# Start of Task material

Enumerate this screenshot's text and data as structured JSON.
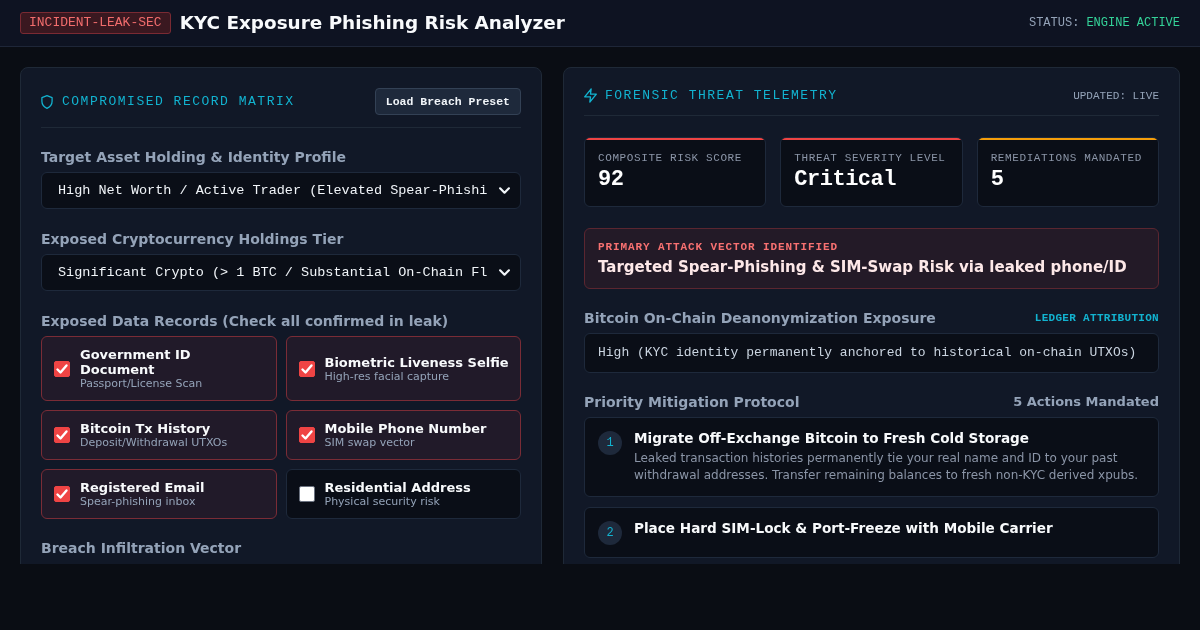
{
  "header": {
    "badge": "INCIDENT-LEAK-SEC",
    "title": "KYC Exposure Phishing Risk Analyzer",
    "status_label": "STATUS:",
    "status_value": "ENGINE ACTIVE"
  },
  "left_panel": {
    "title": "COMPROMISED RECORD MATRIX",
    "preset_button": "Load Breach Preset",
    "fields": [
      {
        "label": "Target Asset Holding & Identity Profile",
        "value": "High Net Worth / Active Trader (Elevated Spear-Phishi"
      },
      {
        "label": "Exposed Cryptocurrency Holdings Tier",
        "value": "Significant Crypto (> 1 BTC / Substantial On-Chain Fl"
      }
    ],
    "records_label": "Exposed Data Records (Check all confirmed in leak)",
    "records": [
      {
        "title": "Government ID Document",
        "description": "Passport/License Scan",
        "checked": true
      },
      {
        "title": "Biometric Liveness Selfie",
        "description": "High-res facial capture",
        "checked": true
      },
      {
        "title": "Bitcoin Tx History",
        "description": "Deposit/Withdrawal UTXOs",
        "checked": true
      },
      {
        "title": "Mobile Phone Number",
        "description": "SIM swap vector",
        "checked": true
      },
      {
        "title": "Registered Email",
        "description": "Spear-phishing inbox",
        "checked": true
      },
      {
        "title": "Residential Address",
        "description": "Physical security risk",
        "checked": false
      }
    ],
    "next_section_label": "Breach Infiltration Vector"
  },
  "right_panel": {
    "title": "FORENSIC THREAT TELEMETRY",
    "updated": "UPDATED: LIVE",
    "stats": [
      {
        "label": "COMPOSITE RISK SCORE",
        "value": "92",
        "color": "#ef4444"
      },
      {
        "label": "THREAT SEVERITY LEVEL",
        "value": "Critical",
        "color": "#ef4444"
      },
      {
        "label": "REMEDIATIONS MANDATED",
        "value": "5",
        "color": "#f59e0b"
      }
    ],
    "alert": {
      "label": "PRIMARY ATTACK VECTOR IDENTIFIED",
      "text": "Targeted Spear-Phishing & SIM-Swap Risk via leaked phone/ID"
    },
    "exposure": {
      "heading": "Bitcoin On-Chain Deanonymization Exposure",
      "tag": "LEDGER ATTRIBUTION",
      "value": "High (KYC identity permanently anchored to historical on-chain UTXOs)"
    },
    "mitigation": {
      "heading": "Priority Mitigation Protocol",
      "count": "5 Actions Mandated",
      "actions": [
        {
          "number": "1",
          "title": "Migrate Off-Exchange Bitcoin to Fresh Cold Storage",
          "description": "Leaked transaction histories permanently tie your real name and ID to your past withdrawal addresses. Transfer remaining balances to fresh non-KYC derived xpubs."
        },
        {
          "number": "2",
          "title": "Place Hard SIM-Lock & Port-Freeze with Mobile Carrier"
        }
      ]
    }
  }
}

# End of Task material
# Start of Task material

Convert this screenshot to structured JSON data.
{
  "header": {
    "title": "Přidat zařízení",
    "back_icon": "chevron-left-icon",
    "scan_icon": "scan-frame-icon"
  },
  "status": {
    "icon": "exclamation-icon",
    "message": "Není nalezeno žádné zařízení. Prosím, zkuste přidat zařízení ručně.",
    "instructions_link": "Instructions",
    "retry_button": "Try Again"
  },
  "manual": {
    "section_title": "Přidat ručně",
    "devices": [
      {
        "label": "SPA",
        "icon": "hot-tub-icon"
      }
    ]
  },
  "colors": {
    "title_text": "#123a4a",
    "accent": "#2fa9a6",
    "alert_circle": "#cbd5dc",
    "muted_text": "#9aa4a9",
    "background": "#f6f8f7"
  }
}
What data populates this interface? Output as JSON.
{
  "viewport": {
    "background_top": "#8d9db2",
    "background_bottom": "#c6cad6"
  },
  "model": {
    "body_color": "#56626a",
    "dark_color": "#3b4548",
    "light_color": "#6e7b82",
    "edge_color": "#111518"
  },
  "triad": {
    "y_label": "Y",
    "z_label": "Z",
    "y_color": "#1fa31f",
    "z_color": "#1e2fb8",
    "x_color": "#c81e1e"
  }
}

# End of Task material

Select and copy each line from the data that includes the word "permanently".

      "value": "High (KYC identity permanently anchored to historical on-chain UTXOs)"
          "description": "Leaked transaction histories permanently tie your real name and ID to your past withdrawal addresses. Transfer remaining balances to fresh non-KYC derived xpubs."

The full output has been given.